## Task instructions
Restate the whole of the material. Keep every word, and drop the pictures.
··········
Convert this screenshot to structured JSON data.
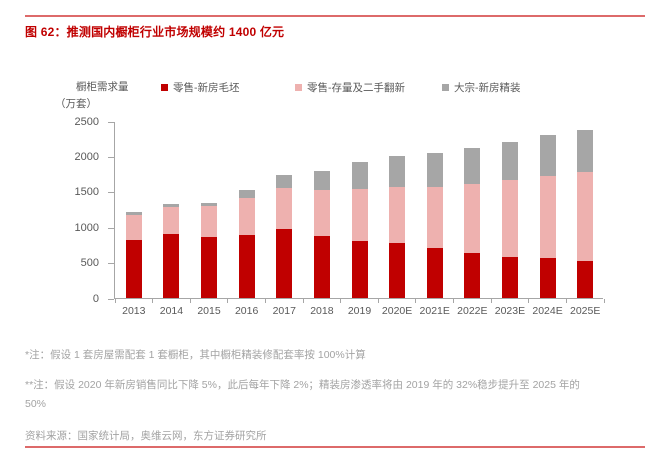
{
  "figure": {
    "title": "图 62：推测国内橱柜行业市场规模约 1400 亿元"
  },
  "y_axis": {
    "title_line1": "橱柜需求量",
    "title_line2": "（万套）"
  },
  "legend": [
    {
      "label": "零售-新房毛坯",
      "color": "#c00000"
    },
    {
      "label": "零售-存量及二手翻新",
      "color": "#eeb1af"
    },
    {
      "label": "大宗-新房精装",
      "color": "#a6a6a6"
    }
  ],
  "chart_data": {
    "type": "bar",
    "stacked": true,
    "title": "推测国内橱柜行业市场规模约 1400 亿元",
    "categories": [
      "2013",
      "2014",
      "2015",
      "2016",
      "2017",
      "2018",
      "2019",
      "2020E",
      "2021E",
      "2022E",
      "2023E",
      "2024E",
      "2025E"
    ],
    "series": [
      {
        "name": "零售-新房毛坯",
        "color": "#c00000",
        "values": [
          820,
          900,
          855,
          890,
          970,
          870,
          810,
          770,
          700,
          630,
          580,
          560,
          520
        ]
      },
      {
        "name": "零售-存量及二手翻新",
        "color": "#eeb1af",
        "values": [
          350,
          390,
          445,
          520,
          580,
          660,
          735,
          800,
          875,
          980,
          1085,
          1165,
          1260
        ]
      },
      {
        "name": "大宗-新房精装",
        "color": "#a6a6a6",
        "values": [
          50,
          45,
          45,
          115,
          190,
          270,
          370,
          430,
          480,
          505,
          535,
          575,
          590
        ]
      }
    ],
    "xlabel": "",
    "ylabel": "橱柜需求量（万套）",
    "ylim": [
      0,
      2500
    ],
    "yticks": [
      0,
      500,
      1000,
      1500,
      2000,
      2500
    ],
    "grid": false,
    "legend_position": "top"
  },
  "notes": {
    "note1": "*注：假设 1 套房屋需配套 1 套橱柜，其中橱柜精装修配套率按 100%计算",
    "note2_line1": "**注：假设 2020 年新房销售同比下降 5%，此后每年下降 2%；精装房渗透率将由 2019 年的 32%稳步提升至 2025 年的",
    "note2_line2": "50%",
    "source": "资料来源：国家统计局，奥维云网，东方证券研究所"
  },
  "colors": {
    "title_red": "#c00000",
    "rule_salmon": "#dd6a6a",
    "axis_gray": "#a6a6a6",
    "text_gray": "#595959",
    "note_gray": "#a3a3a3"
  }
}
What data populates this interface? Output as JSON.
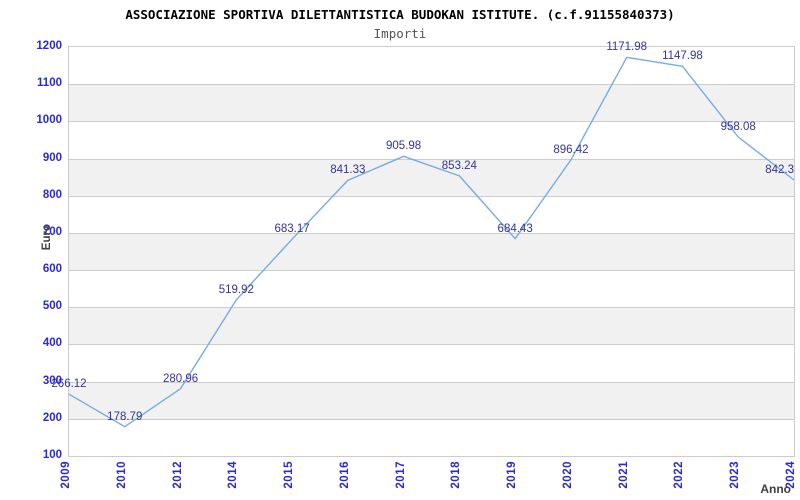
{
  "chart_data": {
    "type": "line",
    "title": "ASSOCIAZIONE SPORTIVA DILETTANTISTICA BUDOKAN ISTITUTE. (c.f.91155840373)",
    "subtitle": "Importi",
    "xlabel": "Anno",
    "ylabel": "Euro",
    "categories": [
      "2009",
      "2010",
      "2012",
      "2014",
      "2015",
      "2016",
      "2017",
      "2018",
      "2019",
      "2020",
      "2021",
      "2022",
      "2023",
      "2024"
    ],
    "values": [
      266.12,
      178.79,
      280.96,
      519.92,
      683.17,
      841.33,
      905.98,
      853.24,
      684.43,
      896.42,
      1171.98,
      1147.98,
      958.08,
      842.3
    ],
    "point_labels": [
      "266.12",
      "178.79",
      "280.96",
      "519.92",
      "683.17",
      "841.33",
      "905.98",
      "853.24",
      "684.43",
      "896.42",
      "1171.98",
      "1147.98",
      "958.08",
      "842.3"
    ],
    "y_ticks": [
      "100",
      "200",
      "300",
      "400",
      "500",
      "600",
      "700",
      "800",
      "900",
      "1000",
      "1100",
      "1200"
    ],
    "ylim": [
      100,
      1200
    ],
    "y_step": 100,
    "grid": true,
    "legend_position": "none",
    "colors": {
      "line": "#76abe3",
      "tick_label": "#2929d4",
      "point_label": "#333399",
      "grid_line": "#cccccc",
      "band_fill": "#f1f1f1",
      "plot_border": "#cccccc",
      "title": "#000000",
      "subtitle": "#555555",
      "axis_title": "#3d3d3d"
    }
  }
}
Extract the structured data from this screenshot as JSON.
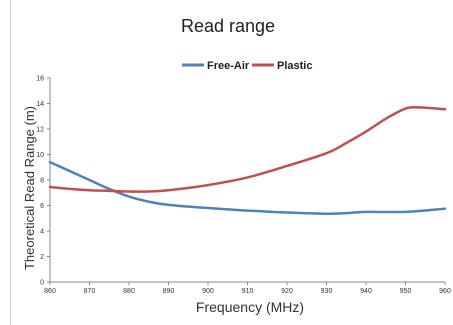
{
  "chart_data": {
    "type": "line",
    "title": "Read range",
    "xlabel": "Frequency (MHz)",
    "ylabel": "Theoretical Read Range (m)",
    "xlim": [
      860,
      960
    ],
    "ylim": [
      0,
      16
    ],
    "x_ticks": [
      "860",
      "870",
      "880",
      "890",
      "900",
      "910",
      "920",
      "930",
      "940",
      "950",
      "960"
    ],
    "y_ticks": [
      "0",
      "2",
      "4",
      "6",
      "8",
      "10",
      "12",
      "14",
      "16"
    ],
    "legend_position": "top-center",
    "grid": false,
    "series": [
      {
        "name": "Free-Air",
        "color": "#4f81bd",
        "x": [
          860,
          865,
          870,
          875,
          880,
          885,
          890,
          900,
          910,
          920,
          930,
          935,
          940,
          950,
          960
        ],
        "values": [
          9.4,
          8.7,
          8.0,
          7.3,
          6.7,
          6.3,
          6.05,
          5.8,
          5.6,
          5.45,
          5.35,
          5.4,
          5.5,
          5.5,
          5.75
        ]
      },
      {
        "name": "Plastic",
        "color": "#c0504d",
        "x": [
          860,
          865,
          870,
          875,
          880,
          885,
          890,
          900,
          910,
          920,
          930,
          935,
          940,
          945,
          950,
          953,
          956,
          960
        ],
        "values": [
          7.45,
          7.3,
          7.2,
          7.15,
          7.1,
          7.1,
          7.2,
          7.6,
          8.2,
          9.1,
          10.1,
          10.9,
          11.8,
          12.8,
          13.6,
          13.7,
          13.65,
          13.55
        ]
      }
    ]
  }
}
··········
## Reply to the exercise
Convert this screenshot to structured JSON data.
{
  "figure": {
    "title": "图 62：推测国内橱柜行业市场规模约 1400 亿元"
  },
  "y_axis": {
    "title_line1": "橱柜需求量",
    "title_line2": "（万套）"
  },
  "legend": [
    {
      "label": "零售-新房毛坯",
      "color": "#c00000"
    },
    {
      "label": "零售-存量及二手翻新",
      "color": "#eeb1af"
    },
    {
      "label": "大宗-新房精装",
      "color": "#a6a6a6"
    }
  ],
  "chart_data": {
    "type": "bar",
    "stacked": true,
    "title": "推测国内橱柜行业市场规模约 1400 亿元",
    "categories": [
      "2013",
      "2014",
      "2015",
      "2016",
      "2017",
      "2018",
      "2019",
      "2020E",
      "2021E",
      "2022E",
      "2023E",
      "2024E",
      "2025E"
    ],
    "series": [
      {
        "name": "零售-新房毛坯",
        "color": "#c00000",
        "values": [
          820,
          900,
          855,
          890,
          970,
          870,
          810,
          770,
          700,
          630,
          580,
          560,
          520
        ]
      },
      {
        "name": "零售-存量及二手翻新",
        "color": "#eeb1af",
        "values": [
          350,
          390,
          445,
          520,
          580,
          660,
          735,
          800,
          875,
          980,
          1085,
          1165,
          1260
        ]
      },
      {
        "name": "大宗-新房精装",
        "color": "#a6a6a6",
        "values": [
          50,
          45,
          45,
          115,
          190,
          270,
          370,
          430,
          480,
          505,
          535,
          575,
          590
        ]
      }
    ],
    "xlabel": "",
    "ylabel": "橱柜需求量（万套）",
    "ylim": [
      0,
      2500
    ],
    "yticks": [
      0,
      500,
      1000,
      1500,
      2000,
      2500
    ],
    "grid": false,
    "legend_position": "top"
  },
  "notes": {
    "note1": "*注：假设 1 套房屋需配套 1 套橱柜，其中橱柜精装修配套率按 100%计算",
    "note2_line1": "**注：假设 2020 年新房销售同比下降 5%，此后每年下降 2%；精装房渗透率将由 2019 年的 32%稳步提升至 2025 年的",
    "note2_line2": "50%",
    "source": "资料来源：国家统计局，奥维云网，东方证券研究所"
  },
  "colors": {
    "title_red": "#c00000",
    "rule_salmon": "#dd6a6a",
    "axis_gray": "#a6a6a6",
    "text_gray": "#595959",
    "note_gray": "#a3a3a3"
  }
}
What data populates this interface? Output as JSON.
{
  "chart_data": {
    "type": "line",
    "title": "ASSOCIAZIONE SPORTIVA DILETTANTISTICA BUDOKAN ISTITUTE. (c.f.91155840373)",
    "subtitle": "Importi",
    "xlabel": "Anno",
    "ylabel": "Euro",
    "categories": [
      "2009",
      "2010",
      "2012",
      "2014",
      "2015",
      "2016",
      "2017",
      "2018",
      "2019",
      "2020",
      "2021",
      "2022",
      "2023",
      "2024"
    ],
    "values": [
      266.12,
      178.79,
      280.96,
      519.92,
      683.17,
      841.33,
      905.98,
      853.24,
      684.43,
      896.42,
      1171.98,
      1147.98,
      958.08,
      842.3
    ],
    "point_labels": [
      "266.12",
      "178.79",
      "280.96",
      "519.92",
      "683.17",
      "841.33",
      "905.98",
      "853.24",
      "684.43",
      "896.42",
      "1171.98",
      "1147.98",
      "958.08",
      "842.3"
    ],
    "y_ticks": [
      "100",
      "200",
      "300",
      "400",
      "500",
      "600",
      "700",
      "800",
      "900",
      "1000",
      "1100",
      "1200"
    ],
    "ylim": [
      100,
      1200
    ],
    "y_step": 100,
    "grid": true,
    "legend_position": "none",
    "colors": {
      "line": "#76abe3",
      "tick_label": "#2929d4",
      "point_label": "#333399",
      "grid_line": "#cccccc",
      "band_fill": "#f1f1f1",
      "plot_border": "#cccccc",
      "title": "#000000",
      "subtitle": "#555555",
      "axis_title": "#3d3d3d"
    }
  }
}
Extract the structured data from this screenshot as JSON.
{
  "chart_data": {
    "type": "line",
    "title": "Read range",
    "xlabel": "Frequency (MHz)",
    "ylabel": "Theoretical Read Range (m)",
    "xlim": [
      860,
      960
    ],
    "ylim": [
      0,
      16
    ],
    "x_ticks": [
      "860",
      "870",
      "880",
      "890",
      "900",
      "910",
      "920",
      "930",
      "940",
      "950",
      "960"
    ],
    "y_ticks": [
      "0",
      "2",
      "4",
      "6",
      "8",
      "10",
      "12",
      "14",
      "16"
    ],
    "legend_position": "top-center",
    "grid": false,
    "series": [
      {
        "name": "Free-Air",
        "color": "#4f81bd",
        "x": [
          860,
          865,
          870,
          875,
          880,
          885,
          890,
          900,
          910,
          920,
          930,
          935,
          940,
          950,
          960
        ],
        "values": [
          9.4,
          8.7,
          8.0,
          7.3,
          6.7,
          6.3,
          6.05,
          5.8,
          5.6,
          5.45,
          5.35,
          5.4,
          5.5,
          5.5,
          5.75
        ]
      },
      {
        "name": "Plastic",
        "color": "#c0504d",
        "x": [
          860,
          865,
          870,
          875,
          880,
          885,
          890,
          900,
          910,
          920,
          930,
          935,
          940,
          945,
          950,
          953,
          956,
          960
        ],
        "values": [
          7.45,
          7.3,
          7.2,
          7.15,
          7.1,
          7.1,
          7.2,
          7.6,
          8.2,
          9.1,
          10.1,
          10.9,
          11.8,
          12.8,
          13.6,
          13.7,
          13.65,
          13.55
        ]
      }
    ]
  }
}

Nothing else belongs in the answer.